== RECORDS FOR THE TASK ==

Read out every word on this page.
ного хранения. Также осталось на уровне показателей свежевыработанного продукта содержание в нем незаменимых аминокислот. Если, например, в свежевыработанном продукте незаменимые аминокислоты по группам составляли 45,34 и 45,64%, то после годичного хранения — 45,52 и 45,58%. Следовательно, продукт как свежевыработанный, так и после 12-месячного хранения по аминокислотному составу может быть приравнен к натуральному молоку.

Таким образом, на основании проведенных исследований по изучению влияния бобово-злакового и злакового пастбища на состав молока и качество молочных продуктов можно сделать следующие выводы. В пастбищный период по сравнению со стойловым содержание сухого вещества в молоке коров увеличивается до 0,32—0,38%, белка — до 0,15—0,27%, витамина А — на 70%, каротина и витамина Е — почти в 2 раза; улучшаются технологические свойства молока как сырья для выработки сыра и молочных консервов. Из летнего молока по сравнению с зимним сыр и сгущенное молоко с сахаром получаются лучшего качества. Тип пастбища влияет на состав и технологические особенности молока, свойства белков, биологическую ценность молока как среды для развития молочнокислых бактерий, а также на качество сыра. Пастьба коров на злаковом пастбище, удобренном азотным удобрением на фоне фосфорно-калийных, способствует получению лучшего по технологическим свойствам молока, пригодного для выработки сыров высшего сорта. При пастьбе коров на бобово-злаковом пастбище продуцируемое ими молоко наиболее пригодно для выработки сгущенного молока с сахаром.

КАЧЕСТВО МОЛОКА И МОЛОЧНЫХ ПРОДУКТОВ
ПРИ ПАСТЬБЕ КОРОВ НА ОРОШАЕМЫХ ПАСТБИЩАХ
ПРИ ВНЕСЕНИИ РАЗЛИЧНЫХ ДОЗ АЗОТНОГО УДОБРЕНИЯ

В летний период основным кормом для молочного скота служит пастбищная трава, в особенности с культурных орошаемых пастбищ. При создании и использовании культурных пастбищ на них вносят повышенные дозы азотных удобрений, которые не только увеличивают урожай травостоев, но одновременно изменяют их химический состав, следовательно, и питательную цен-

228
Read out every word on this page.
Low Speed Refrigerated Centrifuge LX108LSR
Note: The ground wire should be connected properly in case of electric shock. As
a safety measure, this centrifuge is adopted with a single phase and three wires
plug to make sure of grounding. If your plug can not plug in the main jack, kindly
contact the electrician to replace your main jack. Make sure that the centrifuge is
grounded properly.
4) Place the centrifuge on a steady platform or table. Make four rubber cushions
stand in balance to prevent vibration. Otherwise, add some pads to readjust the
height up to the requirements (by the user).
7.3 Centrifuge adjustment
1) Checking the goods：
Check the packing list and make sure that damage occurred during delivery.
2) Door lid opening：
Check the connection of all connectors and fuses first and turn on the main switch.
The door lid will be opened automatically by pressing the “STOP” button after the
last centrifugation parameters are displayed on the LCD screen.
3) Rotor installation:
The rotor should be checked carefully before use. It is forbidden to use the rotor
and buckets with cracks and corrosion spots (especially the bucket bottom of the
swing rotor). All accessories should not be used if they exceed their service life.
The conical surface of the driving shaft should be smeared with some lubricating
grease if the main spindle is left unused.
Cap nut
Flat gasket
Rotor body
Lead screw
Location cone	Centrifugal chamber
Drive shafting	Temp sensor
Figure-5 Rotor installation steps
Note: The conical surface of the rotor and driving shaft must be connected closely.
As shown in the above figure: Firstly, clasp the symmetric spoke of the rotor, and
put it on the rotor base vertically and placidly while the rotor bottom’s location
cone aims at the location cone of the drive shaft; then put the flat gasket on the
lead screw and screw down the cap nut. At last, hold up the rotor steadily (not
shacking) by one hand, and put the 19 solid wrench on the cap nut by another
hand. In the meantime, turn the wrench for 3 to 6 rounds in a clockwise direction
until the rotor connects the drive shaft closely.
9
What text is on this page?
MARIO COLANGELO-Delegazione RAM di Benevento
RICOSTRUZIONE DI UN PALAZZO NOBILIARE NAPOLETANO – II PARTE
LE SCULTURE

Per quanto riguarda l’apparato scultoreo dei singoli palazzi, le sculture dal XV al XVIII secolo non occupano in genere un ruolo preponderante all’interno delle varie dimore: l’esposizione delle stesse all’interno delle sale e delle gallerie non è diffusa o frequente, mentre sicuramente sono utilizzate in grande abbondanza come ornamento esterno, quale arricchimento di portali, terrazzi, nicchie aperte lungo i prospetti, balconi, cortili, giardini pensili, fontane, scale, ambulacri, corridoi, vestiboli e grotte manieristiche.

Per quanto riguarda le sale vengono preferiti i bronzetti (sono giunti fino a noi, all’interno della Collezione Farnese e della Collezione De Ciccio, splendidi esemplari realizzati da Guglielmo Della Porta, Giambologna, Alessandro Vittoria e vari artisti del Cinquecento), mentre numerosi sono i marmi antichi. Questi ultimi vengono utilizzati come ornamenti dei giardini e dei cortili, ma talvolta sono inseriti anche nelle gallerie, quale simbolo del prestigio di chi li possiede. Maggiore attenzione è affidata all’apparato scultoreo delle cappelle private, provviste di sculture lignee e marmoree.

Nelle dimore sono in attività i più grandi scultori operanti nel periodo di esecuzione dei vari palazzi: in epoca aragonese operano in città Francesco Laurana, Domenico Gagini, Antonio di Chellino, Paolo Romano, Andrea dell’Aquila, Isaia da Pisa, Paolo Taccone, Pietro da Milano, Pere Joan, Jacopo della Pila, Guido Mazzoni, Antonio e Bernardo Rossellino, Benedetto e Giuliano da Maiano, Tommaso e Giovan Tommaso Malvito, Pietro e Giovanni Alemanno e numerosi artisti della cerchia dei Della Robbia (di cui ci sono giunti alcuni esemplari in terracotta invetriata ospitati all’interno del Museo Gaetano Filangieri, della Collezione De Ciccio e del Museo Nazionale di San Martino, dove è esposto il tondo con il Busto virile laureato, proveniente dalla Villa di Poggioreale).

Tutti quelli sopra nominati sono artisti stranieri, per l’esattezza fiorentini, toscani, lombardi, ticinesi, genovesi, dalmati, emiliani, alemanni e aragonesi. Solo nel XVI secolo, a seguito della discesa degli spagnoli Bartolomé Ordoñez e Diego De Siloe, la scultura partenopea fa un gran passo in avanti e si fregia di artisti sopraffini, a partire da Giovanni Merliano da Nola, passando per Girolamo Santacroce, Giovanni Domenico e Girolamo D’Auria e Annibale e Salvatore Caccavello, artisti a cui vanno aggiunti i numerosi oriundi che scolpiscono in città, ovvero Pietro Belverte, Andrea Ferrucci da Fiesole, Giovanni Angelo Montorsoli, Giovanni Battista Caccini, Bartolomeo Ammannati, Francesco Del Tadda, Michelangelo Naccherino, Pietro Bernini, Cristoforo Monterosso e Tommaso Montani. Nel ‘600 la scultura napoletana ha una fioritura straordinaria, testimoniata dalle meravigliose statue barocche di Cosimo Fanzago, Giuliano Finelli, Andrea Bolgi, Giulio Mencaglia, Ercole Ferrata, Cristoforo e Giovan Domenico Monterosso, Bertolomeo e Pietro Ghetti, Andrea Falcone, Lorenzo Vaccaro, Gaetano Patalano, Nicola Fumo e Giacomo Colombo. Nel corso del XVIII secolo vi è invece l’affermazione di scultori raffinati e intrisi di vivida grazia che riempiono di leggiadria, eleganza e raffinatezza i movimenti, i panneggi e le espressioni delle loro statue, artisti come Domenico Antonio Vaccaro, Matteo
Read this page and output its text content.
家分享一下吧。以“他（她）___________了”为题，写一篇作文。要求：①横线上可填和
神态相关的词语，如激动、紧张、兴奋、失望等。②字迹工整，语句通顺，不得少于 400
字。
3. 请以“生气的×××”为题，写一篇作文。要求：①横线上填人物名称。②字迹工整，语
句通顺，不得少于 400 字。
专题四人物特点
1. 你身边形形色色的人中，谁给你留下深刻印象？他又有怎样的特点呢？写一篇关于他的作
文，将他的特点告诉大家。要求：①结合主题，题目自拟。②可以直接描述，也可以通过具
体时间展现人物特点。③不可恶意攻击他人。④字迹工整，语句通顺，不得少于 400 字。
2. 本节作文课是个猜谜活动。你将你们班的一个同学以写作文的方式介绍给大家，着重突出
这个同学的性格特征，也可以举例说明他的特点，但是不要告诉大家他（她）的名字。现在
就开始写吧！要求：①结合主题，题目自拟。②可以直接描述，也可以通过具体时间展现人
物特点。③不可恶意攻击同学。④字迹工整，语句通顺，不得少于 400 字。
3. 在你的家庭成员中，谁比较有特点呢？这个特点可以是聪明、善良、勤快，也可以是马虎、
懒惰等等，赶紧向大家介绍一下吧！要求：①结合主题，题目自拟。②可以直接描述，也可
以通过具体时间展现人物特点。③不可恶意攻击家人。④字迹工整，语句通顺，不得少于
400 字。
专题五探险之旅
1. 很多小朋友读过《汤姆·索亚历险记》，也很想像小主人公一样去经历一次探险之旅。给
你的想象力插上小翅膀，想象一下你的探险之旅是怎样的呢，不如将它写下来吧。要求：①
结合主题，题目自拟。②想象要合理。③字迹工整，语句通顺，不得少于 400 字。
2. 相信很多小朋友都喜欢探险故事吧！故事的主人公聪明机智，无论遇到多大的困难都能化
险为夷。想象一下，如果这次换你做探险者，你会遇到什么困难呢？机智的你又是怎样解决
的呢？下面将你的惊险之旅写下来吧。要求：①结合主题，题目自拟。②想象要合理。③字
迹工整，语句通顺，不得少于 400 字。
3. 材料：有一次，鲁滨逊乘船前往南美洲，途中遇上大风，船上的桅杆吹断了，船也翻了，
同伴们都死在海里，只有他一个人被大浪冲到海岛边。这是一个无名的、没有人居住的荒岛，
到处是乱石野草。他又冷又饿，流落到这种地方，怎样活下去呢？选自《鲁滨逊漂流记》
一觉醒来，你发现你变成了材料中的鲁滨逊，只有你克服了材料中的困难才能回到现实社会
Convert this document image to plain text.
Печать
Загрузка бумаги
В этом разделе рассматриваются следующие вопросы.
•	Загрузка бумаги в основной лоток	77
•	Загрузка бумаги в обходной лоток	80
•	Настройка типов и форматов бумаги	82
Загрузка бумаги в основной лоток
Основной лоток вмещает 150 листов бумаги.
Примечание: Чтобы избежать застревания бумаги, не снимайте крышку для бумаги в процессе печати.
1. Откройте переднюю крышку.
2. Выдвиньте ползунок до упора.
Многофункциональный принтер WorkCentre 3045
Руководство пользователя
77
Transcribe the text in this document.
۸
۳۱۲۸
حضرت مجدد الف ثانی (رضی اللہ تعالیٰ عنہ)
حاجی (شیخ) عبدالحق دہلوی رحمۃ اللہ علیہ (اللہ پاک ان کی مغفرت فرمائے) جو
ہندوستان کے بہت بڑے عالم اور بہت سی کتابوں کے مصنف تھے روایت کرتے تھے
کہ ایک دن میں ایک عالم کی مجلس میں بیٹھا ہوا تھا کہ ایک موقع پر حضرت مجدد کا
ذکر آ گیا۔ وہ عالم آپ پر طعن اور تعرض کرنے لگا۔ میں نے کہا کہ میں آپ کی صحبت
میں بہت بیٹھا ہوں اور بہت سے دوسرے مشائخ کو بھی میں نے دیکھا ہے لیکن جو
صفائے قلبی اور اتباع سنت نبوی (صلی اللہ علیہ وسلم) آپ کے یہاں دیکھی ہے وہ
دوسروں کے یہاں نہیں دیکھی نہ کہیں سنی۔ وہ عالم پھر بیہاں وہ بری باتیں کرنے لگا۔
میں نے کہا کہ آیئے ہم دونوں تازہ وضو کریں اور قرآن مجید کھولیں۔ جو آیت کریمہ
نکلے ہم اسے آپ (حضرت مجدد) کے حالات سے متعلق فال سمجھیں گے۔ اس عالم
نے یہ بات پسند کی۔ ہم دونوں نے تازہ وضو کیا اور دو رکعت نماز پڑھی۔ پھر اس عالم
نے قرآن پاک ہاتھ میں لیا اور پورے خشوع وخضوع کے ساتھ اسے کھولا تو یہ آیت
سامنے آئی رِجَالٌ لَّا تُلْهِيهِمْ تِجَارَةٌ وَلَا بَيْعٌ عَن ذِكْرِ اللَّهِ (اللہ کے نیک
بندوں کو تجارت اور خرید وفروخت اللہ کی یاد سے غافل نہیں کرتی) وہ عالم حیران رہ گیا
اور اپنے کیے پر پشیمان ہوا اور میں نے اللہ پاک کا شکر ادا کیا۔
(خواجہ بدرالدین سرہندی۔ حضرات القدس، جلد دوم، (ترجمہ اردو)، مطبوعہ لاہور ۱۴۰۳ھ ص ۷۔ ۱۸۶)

===

### YOUR OBJECTIVE
Pick out each line above that includes "период" and show it.

### WRITTEN REPLY
Таким образом, на основании проведенных исследований по изучению влияния бобово-злакового и злакового пастбища на состав молока и качество молочных продуктов можно сделать следующие выводы. В пастбищный период по сравнению со стойловым содержание сухого вещества в молоке коров увеличивается до 0,32—0,38%, белка — до 0,15—0,27%, витамина А — на 70%, каротина и витамина Е — почти в 2 раза; улучшаются технологические свойства молока как сырья для выработки сыра и молочных консервов. Из летнего молока по сравнению с зимним сыр и сгущенное молоко с сахаром получаются лучшего качества. Тип пастбища влияет на состав и технологические особенности молока, свойства белков, биологическую ценность молока как среды для развития молочнокислых бактерий, а также на качество сыра. Пастьба коров на злаковом пастбище, удобренном азотным удобрением на фоне фосфорно-калийных, способствует получению лучшего по технологическим свойствам молока, пригодного для выработки сыров высшего сорта. При пастьбе коров на бобово-злаковом пастбище продуцируемое ими молоко наиболее пригодно для выработки сгущенного молока с сахаром.
В летний период основным кормом для молочного скота служит пастбищная трава, в особенности с культурных орошаемых пастбищ. При создании и использовании культурных пастбищ на них вносят повышенные дозы азотных удобрений, которые не только увеличивают урожай травостоев, но одновременно изменяют их химический состав, следовательно, и питательную цен-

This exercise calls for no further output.